• Provided material:

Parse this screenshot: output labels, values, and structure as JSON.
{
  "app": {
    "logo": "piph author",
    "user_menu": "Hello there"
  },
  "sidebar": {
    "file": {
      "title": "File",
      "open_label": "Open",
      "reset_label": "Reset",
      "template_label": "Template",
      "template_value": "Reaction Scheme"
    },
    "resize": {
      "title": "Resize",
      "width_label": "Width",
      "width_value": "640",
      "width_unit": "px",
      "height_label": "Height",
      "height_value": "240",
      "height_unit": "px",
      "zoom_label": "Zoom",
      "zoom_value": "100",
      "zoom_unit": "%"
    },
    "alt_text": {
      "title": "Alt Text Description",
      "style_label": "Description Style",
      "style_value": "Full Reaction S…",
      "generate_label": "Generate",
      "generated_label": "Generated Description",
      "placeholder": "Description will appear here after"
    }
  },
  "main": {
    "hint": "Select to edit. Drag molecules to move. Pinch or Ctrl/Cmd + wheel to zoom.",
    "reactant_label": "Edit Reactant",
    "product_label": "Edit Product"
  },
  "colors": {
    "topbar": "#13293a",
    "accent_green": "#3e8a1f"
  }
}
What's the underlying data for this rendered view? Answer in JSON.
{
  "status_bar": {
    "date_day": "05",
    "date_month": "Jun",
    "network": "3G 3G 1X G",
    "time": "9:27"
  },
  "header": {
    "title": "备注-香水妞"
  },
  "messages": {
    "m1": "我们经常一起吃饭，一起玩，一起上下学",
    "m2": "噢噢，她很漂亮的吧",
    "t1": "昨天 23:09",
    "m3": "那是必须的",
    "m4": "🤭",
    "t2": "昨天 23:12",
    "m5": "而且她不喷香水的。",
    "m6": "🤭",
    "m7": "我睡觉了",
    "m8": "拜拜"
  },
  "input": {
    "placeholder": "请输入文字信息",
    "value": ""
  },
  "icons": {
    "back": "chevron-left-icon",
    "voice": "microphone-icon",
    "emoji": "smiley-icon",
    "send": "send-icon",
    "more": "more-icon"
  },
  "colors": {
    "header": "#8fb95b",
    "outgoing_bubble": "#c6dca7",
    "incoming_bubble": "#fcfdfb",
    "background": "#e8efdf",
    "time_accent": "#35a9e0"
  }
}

• Aim:
Count the lines in which the string "title" appears, then report only that figure.

• Result below:
4